■ Instructions for the task: Every record that follows must be duplicated exactly, with images left out.
----
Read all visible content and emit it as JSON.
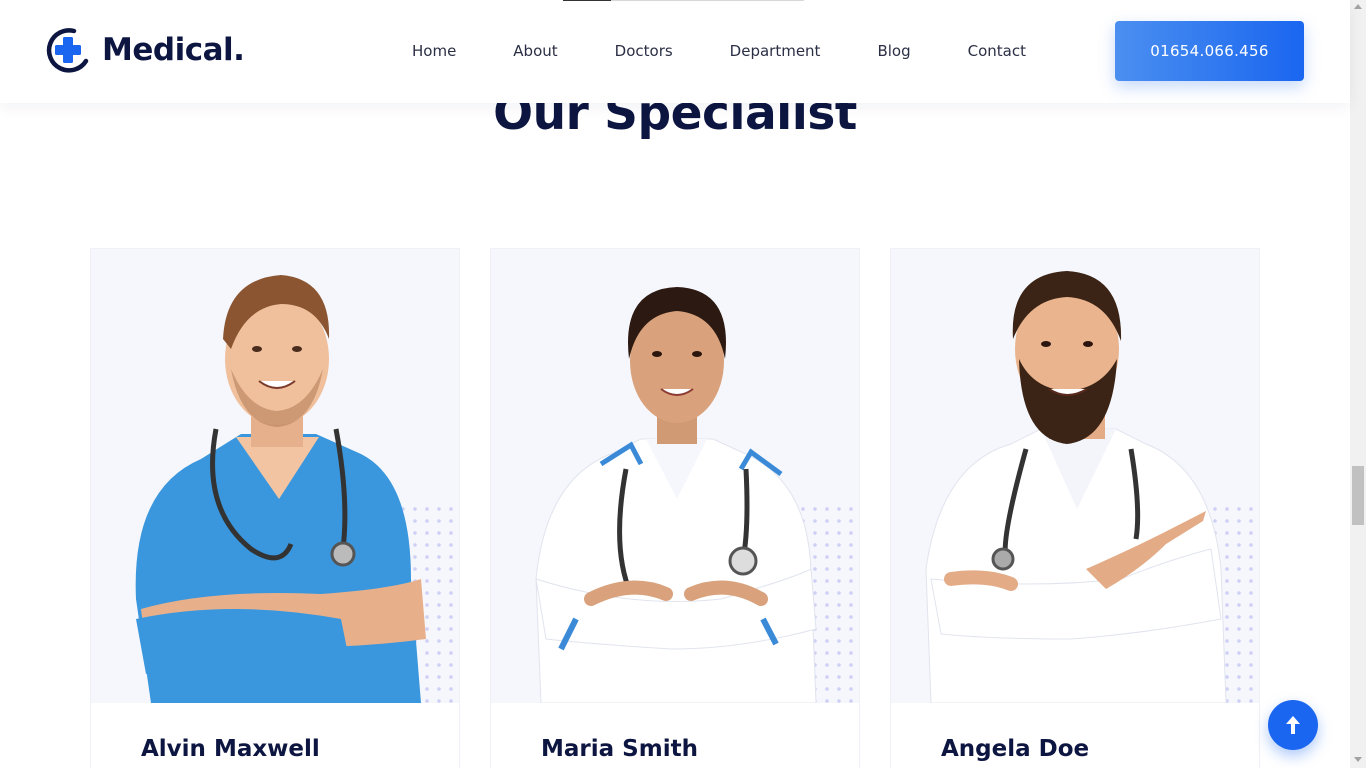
{
  "brand": {
    "name": "Medical",
    "dot": ".",
    "accent": "#1a66f0",
    "dark": "#0d1541"
  },
  "nav": {
    "items": [
      "Home",
      "About",
      "Doctors",
      "Department",
      "Blog",
      "Contact"
    ],
    "phone": "01654.066.456"
  },
  "section": {
    "title": "Our Specialist"
  },
  "doctors": [
    {
      "name": "Alvin Maxwell",
      "scrub_color": "#3a97dd"
    },
    {
      "name": "Maria Smith",
      "scrub_color": "#ffffff"
    },
    {
      "name": "Angela Doe",
      "scrub_color": "#ffffff"
    }
  ],
  "icons": {
    "logo": "medical-cross-icon",
    "back_to_top": "arrow-up-icon"
  }
}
----
■ Task response:
Read all visible content and emit it as JSON.
{
  "brand": {
    "name": "Medical",
    "dot": ".",
    "accent": "#1a66f0",
    "dark": "#0d1541"
  },
  "nav": {
    "items": [
      "Home",
      "About",
      "Doctors",
      "Department",
      "Blog",
      "Contact"
    ],
    "phone": "01654.066.456"
  },
  "section": {
    "title": "Our Specialist"
  },
  "doctors": [
    {
      "name": "Alvin Maxwell",
      "scrub_color": "#3a97dd"
    },
    {
      "name": "Maria Smith",
      "scrub_color": "#ffffff"
    },
    {
      "name": "Angela Doe",
      "scrub_color": "#ffffff"
    }
  ],
  "icons": {
    "logo": "medical-cross-icon",
    "back_to_top": "arrow-up-icon"
  }
}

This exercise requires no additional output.